─── GIVEN DATA ───
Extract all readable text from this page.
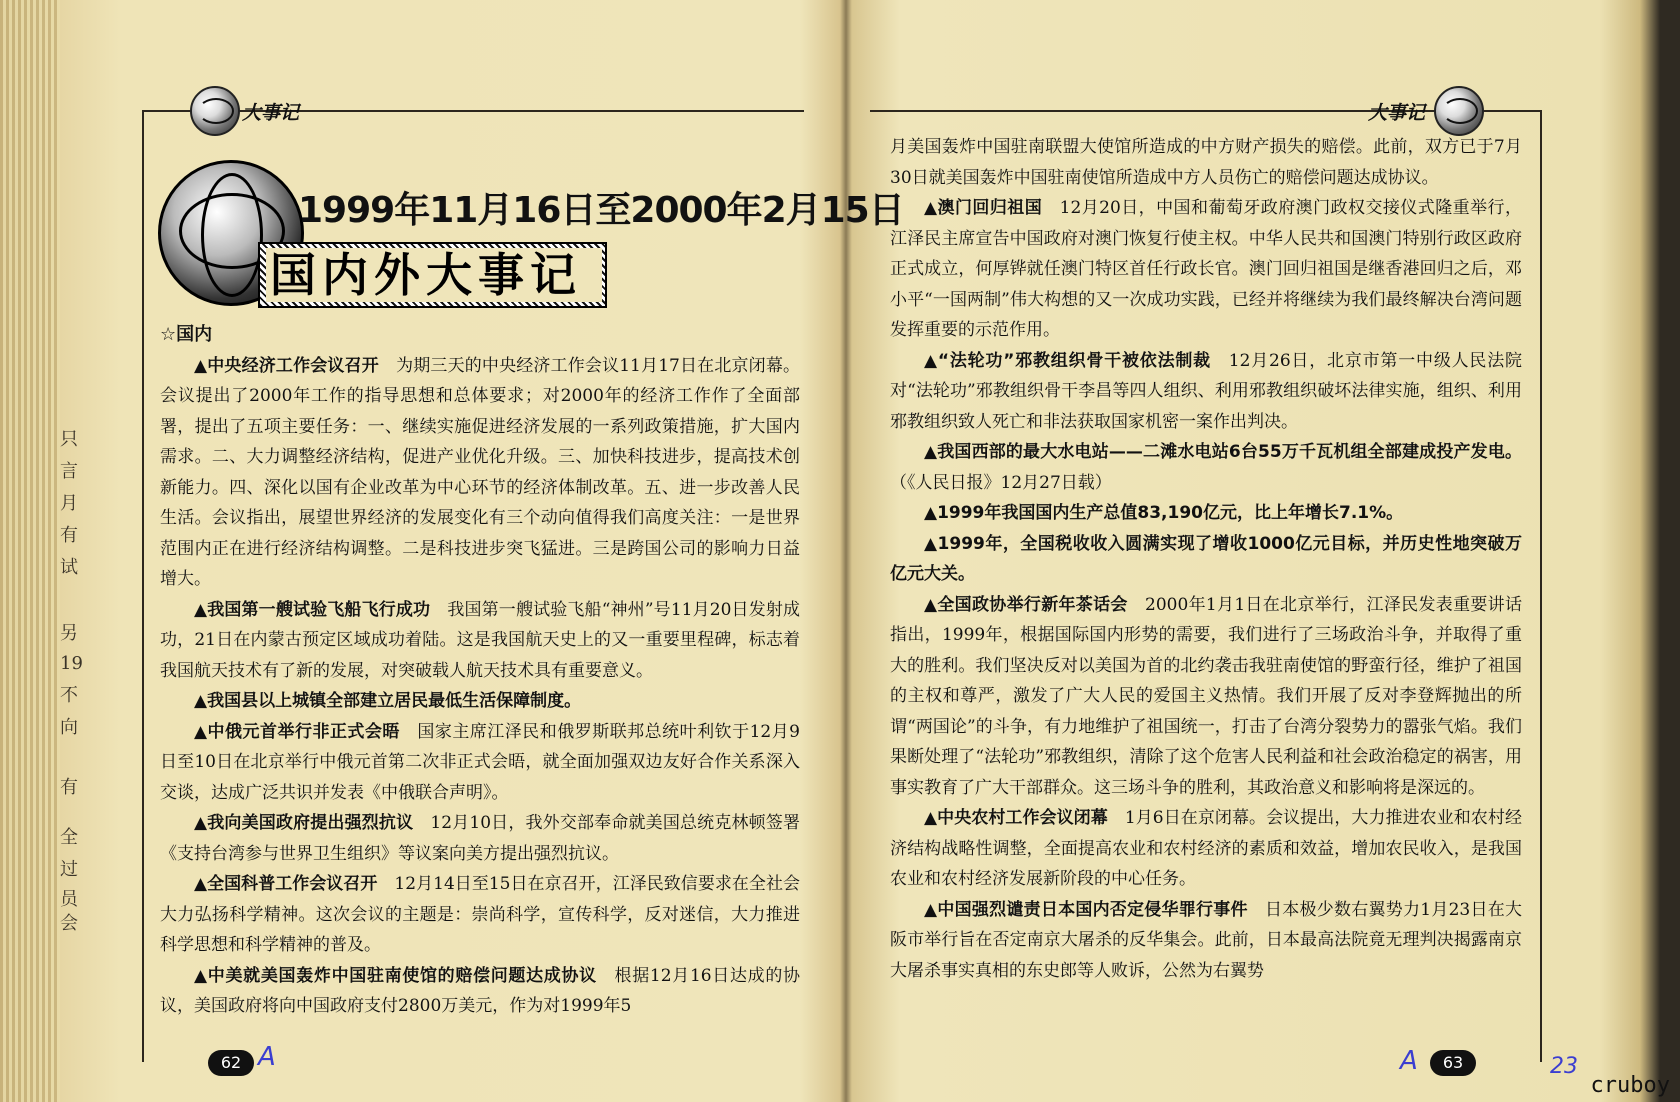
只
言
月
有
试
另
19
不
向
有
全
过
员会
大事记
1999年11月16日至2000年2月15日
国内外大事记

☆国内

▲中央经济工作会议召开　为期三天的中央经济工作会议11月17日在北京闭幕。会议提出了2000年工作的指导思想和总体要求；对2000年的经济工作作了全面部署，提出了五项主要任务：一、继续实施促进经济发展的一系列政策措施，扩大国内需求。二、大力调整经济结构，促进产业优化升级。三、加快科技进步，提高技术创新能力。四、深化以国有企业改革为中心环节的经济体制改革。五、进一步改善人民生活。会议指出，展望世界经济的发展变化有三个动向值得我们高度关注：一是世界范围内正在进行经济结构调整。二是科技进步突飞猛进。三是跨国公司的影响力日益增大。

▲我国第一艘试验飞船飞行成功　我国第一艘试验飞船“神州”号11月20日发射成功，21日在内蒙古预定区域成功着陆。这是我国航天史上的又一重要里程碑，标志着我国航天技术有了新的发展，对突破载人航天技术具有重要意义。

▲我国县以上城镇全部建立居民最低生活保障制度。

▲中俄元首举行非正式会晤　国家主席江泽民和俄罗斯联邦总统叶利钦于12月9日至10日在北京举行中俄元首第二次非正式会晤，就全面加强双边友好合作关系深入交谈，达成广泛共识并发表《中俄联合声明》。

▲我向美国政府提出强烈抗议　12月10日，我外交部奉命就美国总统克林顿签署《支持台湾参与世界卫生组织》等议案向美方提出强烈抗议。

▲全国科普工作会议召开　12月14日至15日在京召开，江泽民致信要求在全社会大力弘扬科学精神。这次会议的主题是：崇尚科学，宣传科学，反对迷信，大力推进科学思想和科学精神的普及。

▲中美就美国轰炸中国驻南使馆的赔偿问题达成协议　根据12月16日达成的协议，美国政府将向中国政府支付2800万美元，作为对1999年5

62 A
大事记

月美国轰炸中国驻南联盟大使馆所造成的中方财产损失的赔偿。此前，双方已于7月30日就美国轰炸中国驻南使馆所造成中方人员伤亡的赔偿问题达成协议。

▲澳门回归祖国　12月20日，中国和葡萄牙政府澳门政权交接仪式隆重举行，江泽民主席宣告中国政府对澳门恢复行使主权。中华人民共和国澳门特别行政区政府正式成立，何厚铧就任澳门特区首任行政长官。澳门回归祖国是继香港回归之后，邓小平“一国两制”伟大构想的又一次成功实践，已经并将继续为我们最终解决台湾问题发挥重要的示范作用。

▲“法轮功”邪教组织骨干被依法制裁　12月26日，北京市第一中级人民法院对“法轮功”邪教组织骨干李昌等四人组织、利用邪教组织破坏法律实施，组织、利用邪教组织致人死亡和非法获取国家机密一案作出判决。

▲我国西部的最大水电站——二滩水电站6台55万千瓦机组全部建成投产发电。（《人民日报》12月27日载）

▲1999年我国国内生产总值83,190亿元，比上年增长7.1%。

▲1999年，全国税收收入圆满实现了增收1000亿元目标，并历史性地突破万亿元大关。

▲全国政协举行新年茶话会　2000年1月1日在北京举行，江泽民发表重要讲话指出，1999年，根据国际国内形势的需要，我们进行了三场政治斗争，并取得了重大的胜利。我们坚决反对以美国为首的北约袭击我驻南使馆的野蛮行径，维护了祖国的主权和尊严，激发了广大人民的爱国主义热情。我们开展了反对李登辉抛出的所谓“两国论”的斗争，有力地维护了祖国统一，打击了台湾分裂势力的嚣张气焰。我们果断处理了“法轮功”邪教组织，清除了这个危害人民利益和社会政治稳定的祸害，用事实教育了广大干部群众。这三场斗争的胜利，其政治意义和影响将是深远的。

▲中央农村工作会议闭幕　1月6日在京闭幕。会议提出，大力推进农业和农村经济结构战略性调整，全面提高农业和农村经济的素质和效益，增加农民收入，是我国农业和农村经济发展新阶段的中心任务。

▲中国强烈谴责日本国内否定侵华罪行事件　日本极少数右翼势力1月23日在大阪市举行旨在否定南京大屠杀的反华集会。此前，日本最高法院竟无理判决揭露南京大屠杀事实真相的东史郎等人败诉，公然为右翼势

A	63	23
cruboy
───
─── GIVEN DATA ───
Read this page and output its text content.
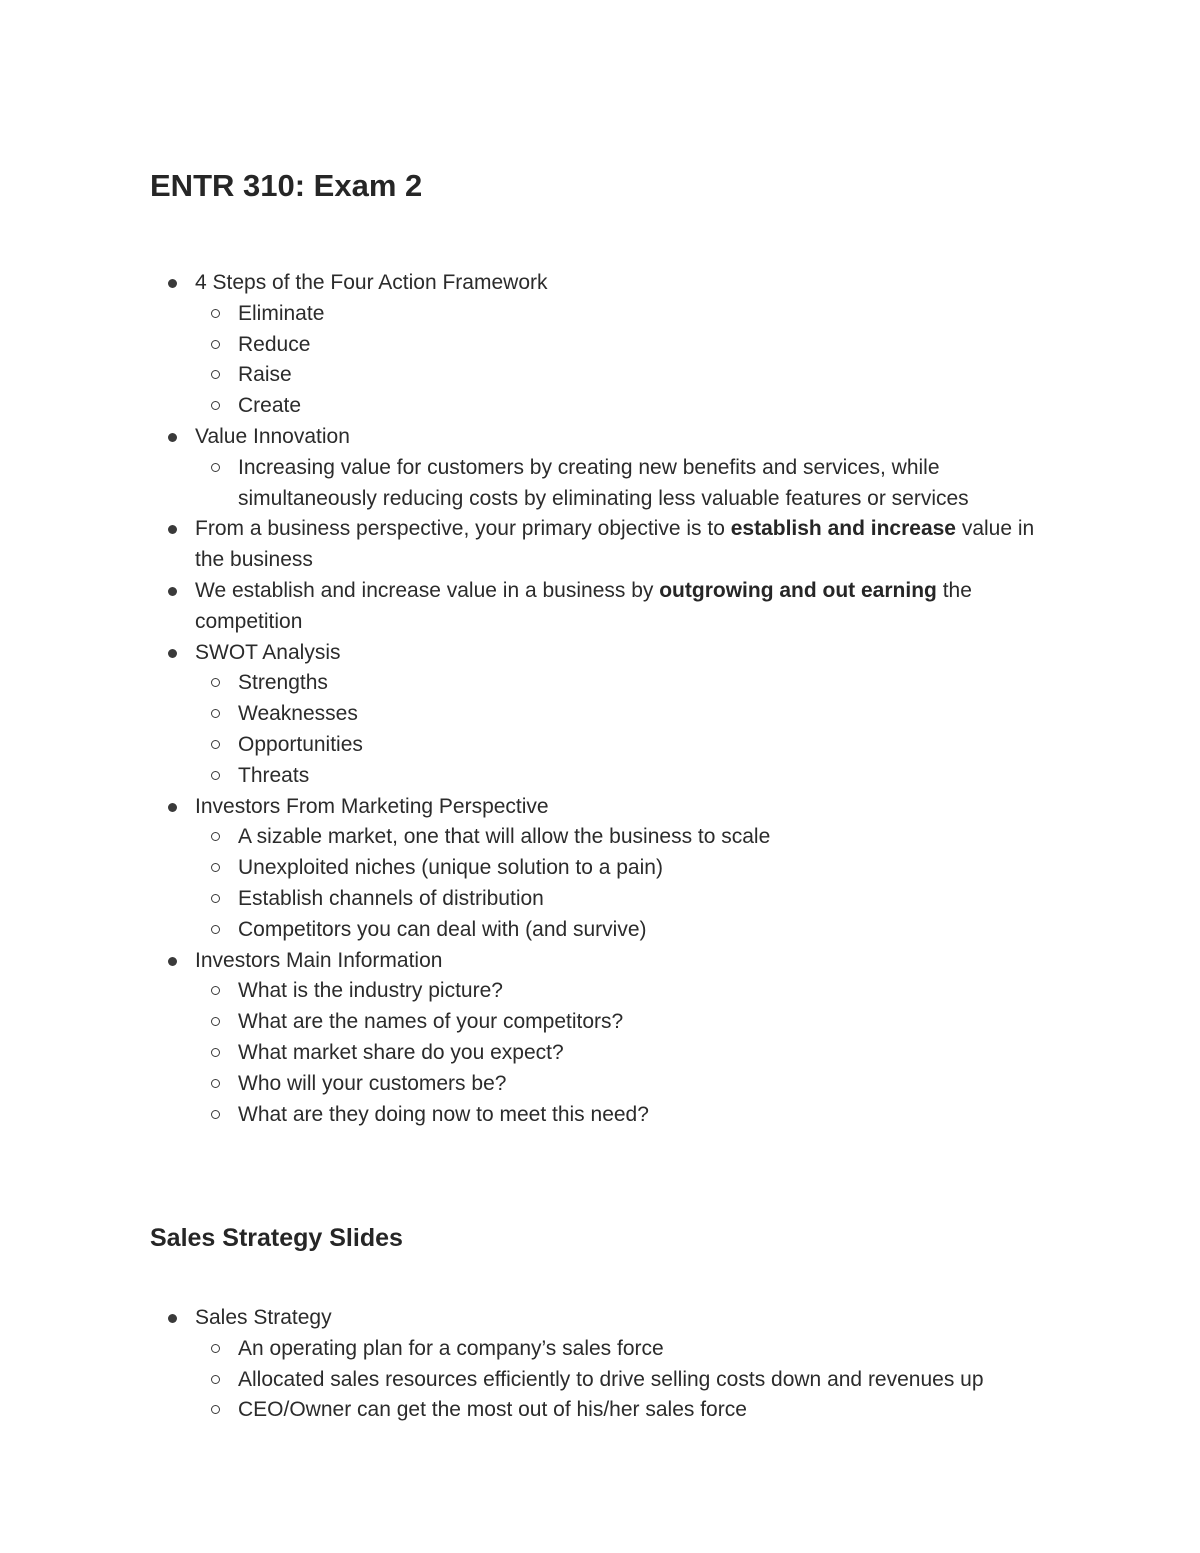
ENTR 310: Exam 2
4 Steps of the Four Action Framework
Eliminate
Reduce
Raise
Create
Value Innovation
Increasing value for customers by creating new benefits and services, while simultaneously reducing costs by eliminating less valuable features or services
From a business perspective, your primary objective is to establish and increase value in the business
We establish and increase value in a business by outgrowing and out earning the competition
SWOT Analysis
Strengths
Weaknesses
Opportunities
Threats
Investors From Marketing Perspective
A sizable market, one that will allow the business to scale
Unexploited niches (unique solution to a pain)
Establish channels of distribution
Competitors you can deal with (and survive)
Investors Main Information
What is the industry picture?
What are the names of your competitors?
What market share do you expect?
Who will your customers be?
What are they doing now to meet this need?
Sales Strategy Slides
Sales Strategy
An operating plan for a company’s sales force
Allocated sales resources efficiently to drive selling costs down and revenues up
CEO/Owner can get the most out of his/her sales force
───
─── GIVEN DATA ───
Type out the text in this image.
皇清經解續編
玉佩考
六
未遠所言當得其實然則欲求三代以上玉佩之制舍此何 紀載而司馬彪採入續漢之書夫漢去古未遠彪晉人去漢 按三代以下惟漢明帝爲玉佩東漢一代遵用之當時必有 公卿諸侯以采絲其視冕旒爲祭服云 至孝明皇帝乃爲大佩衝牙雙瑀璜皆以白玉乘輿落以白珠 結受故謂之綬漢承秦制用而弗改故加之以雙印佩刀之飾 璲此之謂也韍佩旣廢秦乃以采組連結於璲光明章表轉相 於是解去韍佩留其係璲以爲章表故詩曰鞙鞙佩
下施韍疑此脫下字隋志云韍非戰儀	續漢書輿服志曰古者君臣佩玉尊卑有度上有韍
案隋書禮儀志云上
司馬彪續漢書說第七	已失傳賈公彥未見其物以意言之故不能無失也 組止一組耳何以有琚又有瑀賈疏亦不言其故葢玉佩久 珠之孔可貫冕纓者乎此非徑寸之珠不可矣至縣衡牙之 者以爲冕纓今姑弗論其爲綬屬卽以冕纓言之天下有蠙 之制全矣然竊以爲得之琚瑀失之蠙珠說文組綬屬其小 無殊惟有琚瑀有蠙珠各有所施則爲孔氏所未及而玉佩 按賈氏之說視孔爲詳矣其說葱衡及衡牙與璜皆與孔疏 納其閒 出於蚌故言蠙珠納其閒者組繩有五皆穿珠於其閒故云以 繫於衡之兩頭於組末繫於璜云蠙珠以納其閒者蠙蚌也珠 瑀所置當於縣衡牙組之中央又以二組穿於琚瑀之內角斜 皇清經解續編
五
───
▶ [EXERCISE REQUIREMENTS] Find all lines where the word "page" appears. Copy them.

▶ [SOLUTION TO THE PROBLEM]
Extract all readable text from this page.
Read this page and output its text content.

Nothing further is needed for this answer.